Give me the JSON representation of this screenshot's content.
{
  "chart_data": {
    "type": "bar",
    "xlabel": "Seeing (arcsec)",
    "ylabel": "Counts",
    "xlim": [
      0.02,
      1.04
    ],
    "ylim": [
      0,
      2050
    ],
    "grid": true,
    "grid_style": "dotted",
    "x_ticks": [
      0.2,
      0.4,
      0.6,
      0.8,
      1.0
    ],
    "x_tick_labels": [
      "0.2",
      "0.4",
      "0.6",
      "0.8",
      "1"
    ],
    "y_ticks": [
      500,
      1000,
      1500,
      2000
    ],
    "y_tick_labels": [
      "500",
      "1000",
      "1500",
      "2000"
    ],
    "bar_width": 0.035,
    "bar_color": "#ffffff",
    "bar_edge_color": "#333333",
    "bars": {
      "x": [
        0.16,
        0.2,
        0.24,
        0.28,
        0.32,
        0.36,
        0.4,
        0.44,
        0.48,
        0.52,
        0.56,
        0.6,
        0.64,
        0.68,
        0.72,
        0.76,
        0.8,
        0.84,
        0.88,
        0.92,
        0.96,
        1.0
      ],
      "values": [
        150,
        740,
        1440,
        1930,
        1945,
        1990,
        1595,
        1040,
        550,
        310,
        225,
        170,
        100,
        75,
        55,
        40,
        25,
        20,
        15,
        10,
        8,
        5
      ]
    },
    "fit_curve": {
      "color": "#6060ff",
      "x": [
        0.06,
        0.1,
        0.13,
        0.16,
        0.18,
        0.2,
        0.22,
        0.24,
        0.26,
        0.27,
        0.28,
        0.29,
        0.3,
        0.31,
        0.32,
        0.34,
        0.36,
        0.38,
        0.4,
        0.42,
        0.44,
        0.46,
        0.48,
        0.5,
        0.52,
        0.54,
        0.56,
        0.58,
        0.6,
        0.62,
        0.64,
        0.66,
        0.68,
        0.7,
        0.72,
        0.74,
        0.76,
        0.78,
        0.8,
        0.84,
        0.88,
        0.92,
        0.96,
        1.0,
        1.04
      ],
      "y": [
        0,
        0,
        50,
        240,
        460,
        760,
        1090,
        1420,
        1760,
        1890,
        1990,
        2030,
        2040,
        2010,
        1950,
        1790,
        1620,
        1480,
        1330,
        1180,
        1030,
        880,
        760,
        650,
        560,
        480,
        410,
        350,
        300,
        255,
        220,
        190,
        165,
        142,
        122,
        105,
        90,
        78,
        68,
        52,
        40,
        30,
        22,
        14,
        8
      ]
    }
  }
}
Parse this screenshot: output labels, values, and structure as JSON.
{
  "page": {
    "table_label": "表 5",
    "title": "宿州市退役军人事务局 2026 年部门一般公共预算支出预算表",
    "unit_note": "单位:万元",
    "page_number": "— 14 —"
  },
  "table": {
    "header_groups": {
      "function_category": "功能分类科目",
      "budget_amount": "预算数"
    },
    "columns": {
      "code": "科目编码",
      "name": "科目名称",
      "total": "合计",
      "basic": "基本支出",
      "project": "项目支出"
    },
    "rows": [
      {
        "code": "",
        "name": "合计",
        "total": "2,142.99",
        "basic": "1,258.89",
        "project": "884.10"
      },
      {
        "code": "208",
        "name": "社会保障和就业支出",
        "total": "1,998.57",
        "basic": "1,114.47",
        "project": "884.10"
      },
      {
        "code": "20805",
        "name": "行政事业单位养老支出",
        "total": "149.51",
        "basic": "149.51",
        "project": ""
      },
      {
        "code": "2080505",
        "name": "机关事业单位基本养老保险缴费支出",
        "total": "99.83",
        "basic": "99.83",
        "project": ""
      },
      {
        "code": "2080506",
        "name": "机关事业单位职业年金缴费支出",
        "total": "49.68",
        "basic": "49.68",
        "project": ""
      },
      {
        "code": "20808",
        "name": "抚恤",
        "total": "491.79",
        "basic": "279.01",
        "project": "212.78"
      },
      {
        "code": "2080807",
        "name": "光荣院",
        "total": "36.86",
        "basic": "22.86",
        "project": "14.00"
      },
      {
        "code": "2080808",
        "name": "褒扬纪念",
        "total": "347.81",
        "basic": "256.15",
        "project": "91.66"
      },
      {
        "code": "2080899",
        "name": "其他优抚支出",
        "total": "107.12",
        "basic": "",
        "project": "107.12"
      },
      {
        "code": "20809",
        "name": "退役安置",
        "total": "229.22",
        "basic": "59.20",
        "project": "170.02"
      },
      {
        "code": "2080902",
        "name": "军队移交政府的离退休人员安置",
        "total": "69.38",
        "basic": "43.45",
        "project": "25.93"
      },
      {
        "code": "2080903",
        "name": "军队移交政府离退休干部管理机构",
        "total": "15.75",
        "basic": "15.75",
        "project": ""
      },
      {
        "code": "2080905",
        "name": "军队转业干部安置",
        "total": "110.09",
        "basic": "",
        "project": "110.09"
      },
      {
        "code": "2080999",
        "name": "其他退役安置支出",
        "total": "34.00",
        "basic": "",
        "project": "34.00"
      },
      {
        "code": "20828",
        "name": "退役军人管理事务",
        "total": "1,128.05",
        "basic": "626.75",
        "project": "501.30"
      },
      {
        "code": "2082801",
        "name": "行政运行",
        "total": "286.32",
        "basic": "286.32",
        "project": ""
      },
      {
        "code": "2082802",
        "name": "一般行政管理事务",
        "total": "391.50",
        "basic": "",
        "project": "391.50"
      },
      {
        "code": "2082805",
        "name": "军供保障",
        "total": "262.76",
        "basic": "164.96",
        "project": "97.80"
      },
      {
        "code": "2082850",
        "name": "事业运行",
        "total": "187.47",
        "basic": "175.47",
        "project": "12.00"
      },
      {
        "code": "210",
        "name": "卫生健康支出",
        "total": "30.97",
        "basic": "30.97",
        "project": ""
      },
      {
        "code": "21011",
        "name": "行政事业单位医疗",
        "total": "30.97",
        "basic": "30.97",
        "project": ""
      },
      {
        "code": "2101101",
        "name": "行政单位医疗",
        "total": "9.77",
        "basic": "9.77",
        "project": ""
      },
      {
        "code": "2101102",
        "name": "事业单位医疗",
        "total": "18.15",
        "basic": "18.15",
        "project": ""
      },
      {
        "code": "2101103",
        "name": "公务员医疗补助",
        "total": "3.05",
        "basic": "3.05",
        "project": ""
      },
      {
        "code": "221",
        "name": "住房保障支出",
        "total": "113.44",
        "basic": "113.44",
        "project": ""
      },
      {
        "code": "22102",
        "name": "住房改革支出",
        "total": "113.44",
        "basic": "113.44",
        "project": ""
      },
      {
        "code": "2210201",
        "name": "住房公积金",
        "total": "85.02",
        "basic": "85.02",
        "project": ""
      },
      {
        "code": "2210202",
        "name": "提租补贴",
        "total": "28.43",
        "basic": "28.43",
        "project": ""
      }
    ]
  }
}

*****

Your goal =>
Faithfully copy every entry, leaving nothing out.

Solution to this problem =>
Give me the JSON representation of this screenshot's content.
{
  "chart_data": {
    "type": "bar",
    "xlabel": "Seeing (arcsec)",
    "ylabel": "Counts",
    "xlim": [
      0.02,
      1.04
    ],
    "ylim": [
      0,
      2050
    ],
    "grid": true,
    "grid_style": "dotted",
    "x_ticks": [
      0.2,
      0.4,
      0.6,
      0.8,
      1.0
    ],
    "x_tick_labels": [
      "0.2",
      "0.4",
      "0.6",
      "0.8",
      "1"
    ],
    "y_ticks": [
      500,
      1000,
      1500,
      2000
    ],
    "y_tick_labels": [
      "500",
      "1000",
      "1500",
      "2000"
    ],
    "bar_width": 0.035,
    "bar_color": "#ffffff",
    "bar_edge_color": "#333333",
    "bars": {
      "x": [
        0.16,
        0.2,
        0.24,
        0.28,
        0.32,
        0.36,
        0.4,
        0.44,
        0.48,
        0.52,
        0.56,
        0.6,
        0.64,
        0.68,
        0.72,
        0.76,
        0.8,
        0.84,
        0.88,
        0.92,
        0.96,
        1.0
      ],
      "values": [
        150,
        740,
        1440,
        1930,
        1945,
        1990,
        1595,
        1040,
        550,
        310,
        225,
        170,
        100,
        75,
        55,
        40,
        25,
        20,
        15,
        10,
        8,
        5
      ]
    },
    "fit_curve": {
      "color": "#6060ff",
      "x": [
        0.06,
        0.1,
        0.13,
        0.16,
        0.18,
        0.2,
        0.22,
        0.24,
        0.26,
        0.27,
        0.28,
        0.29,
        0.3,
        0.31,
        0.32,
        0.34,
        0.36,
        0.38,
        0.4,
        0.42,
        0.44,
        0.46,
        0.48,
        0.5,
        0.52,
        0.54,
        0.56,
        0.58,
        0.6,
        0.62,
        0.64,
        0.66,
        0.68,
        0.7,
        0.72,
        0.74,
        0.76,
        0.78,
        0.8,
        0.84,
        0.88,
        0.92,
        0.96,
        1.0,
        1.04
      ],
      "y": [
        0,
        0,
        50,
        240,
        460,
        760,
        1090,
        1420,
        1760,
        1890,
        1990,
        2030,
        2040,
        2010,
        1950,
        1790,
        1620,
        1480,
        1330,
        1180,
        1030,
        880,
        760,
        650,
        560,
        480,
        410,
        350,
        300,
        255,
        220,
        190,
        165,
        142,
        122,
        105,
        90,
        78,
        68,
        52,
        40,
        30,
        22,
        14,
        8
      ]
    }
  }
}
Parse this screenshot: output labels, values, and structure as JSON.
{
  "page": {
    "table_label": "表 5",
    "title": "宿州市退役军人事务局 2026 年部门一般公共预算支出预算表",
    "unit_note": "单位:万元",
    "page_number": "— 14 —"
  },
  "table": {
    "header_groups": {
      "function_category": "功能分类科目",
      "budget_amount": "预算数"
    },
    "columns": {
      "code": "科目编码",
      "name": "科目名称",
      "total": "合计",
      "basic": "基本支出",
      "project": "项目支出"
    },
    "rows": [
      {
        "code": "",
        "name": "合计",
        "total": "2,142.99",
        "basic": "1,258.89",
        "project": "884.10"
      },
      {
        "code": "208",
        "name": "社会保障和就业支出",
        "total": "1,998.57",
        "basic": "1,114.47",
        "project": "884.10"
      },
      {
        "code": "20805",
        "name": "行政事业单位养老支出",
        "total": "149.51",
        "basic": "149.51",
        "project": ""
      },
      {
        "code": "2080505",
        "name": "机关事业单位基本养老保险缴费支出",
        "total": "99.83",
        "basic": "99.83",
        "project": ""
      },
      {
        "code": "2080506",
        "name": "机关事业单位职业年金缴费支出",
        "total": "49.68",
        "basic": "49.68",
        "project": ""
      },
      {
        "code": "20808",
        "name": "抚恤",
        "total": "491.79",
        "basic": "279.01",
        "project": "212.78"
      },
      {
        "code": "2080807",
        "name": "光荣院",
        "total": "36.86",
        "basic": "22.86",
        "project": "14.00"
      },
      {
        "code": "2080808",
        "name": "褒扬纪念",
        "total": "347.81",
        "basic": "256.15",
        "project": "91.66"
      },
      {
        "code": "2080899",
        "name": "其他优抚支出",
        "total": "107.12",
        "basic": "",
        "project": "107.12"
      },
      {
        "code": "20809",
        "name": "退役安置",
        "total": "229.22",
        "basic": "59.20",
        "project": "170.02"
      },
      {
        "code": "2080902",
        "name": "军队移交政府的离退休人员安置",
        "total": "69.38",
        "basic": "43.45",
        "project": "25.93"
      },
      {
        "code": "2080903",
        "name": "军队移交政府离退休干部管理机构",
        "total": "15.75",
        "basic": "15.75",
        "project": ""
      },
      {
        "code": "2080905",
        "name": "军队转业干部安置",
        "total": "110.09",
        "basic": "",
        "project": "110.09"
      },
      {
        "code": "2080999",
        "name": "其他退役安置支出",
        "total": "34.00",
        "basic": "",
        "project": "34.00"
      },
      {
        "code": "20828",
        "name": "退役军人管理事务",
        "total": "1,128.05",
        "basic": "626.75",
        "project": "501.30"
      },
      {
        "code": "2082801",
        "name": "行政运行",
        "total": "286.32",
        "basic": "286.32",
        "project": ""
      },
      {
        "code": "2082802",
        "name": "一般行政管理事务",
        "total": "391.50",
        "basic": "",
        "project": "391.50"
      },
      {
        "code": "2082805",
        "name": "军供保障",
        "total": "262.76",
        "basic": "164.96",
        "project": "97.80"
      },
      {
        "code": "2082850",
        "name": "事业运行",
        "total": "187.47",
        "basic": "175.47",
        "project": "12.00"
      },
      {
        "code": "210",
        "name": "卫生健康支出",
        "total": "30.97",
        "basic": "30.97",
        "project": ""
      },
      {
        "code": "21011",
        "name": "行政事业单位医疗",
        "total": "30.97",
        "basic": "30.97",
        "project": ""
      },
      {
        "code": "2101101",
        "name": "行政单位医疗",
        "total": "9.77",
        "basic": "9.77",
        "project": ""
      },
      {
        "code": "2101102",
        "name": "事业单位医疗",
        "total": "18.15",
        "basic": "18.15",
        "project": ""
      },
      {
        "code": "2101103",
        "name": "公务员医疗补助",
        "total": "3.05",
        "basic": "3.05",
        "project": ""
      },
      {
        "code": "221",
        "name": "住房保障支出",
        "total": "113.44",
        "basic": "113.44",
        "project": ""
      },
      {
        "code": "22102",
        "name": "住房改革支出",
        "total": "113.44",
        "basic": "113.44",
        "project": ""
      },
      {
        "code": "2210201",
        "name": "住房公积金",
        "total": "85.02",
        "basic": "85.02",
        "project": ""
      },
      {
        "code": "2210202",
        "name": "提租补贴",
        "total": "28.43",
        "basic": "28.43",
        "project": ""
      }
    ]
  }
}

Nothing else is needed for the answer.